** begin **
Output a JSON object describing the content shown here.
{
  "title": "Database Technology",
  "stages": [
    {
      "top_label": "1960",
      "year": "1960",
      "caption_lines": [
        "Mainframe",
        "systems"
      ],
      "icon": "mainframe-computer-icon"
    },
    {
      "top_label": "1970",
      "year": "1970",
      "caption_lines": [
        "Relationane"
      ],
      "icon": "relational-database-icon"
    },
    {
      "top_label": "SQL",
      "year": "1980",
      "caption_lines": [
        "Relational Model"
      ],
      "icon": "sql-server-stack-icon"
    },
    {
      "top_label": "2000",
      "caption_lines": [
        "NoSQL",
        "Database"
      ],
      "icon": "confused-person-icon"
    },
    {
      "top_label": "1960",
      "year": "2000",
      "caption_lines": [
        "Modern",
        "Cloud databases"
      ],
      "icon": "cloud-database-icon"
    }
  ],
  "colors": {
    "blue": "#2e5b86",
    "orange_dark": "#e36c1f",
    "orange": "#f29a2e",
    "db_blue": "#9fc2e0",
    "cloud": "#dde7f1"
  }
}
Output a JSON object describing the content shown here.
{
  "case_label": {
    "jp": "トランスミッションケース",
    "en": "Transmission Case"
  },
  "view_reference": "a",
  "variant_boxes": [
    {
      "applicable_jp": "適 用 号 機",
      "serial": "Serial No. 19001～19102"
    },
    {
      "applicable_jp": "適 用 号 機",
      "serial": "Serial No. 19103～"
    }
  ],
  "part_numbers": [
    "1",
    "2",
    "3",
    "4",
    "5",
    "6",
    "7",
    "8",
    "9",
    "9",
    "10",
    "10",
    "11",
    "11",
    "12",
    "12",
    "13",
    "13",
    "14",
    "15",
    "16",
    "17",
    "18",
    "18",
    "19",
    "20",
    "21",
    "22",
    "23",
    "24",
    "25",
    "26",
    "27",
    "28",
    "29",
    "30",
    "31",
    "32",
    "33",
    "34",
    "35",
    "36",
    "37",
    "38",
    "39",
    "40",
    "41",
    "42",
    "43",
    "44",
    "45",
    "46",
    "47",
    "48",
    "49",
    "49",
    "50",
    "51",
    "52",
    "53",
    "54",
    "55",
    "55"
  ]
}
** end **
REQUIRED WORK:
Extract all the entries word for word.

EXERCISE OUTPUT:
Output a JSON object describing the content shown here.
{
  "title": "Database Technology",
  "stages": [
    {
      "top_label": "1960",
      "year": "1960",
      "caption_lines": [
        "Mainframe",
        "systems"
      ],
      "icon": "mainframe-computer-icon"
    },
    {
      "top_label": "1970",
      "year": "1970",
      "caption_lines": [
        "Relationane"
      ],
      "icon": "relational-database-icon"
    },
    {
      "top_label": "SQL",
      "year": "1980",
      "caption_lines": [
        "Relational Model"
      ],
      "icon": "sql-server-stack-icon"
    },
    {
      "top_label": "2000",
      "caption_lines": [
        "NoSQL",
        "Database"
      ],
      "icon": "confused-person-icon"
    },
    {
      "top_label": "1960",
      "year": "2000",
      "caption_lines": [
        "Modern",
        "Cloud databases"
      ],
      "icon": "cloud-database-icon"
    }
  ],
  "colors": {
    "blue": "#2e5b86",
    "orange_dark": "#e36c1f",
    "orange": "#f29a2e",
    "db_blue": "#9fc2e0",
    "cloud": "#dde7f1"
  }
}
Output a JSON object describing the content shown here.
{
  "case_label": {
    "jp": "トランスミッションケース",
    "en": "Transmission Case"
  },
  "view_reference": "a",
  "variant_boxes": [
    {
      "applicable_jp": "適 用 号 機",
      "serial": "Serial No. 19001～19102"
    },
    {
      "applicable_jp": "適 用 号 機",
      "serial": "Serial No. 19103～"
    }
  ],
  "part_numbers": [
    "1",
    "2",
    "3",
    "4",
    "5",
    "6",
    "7",
    "8",
    "9",
    "9",
    "10",
    "10",
    "11",
    "11",
    "12",
    "12",
    "13",
    "13",
    "14",
    "15",
    "16",
    "17",
    "18",
    "18",
    "19",
    "20",
    "21",
    "22",
    "23",
    "24",
    "25",
    "26",
    "27",
    "28",
    "29",
    "30",
    "31",
    "32",
    "33",
    "34",
    "35",
    "36",
    "37",
    "38",
    "39",
    "40",
    "41",
    "42",
    "43",
    "44",
    "45",
    "46",
    "47",
    "48",
    "49",
    "49",
    "50",
    "51",
    "52",
    "53",
    "54",
    "55",
    "55"
  ]
}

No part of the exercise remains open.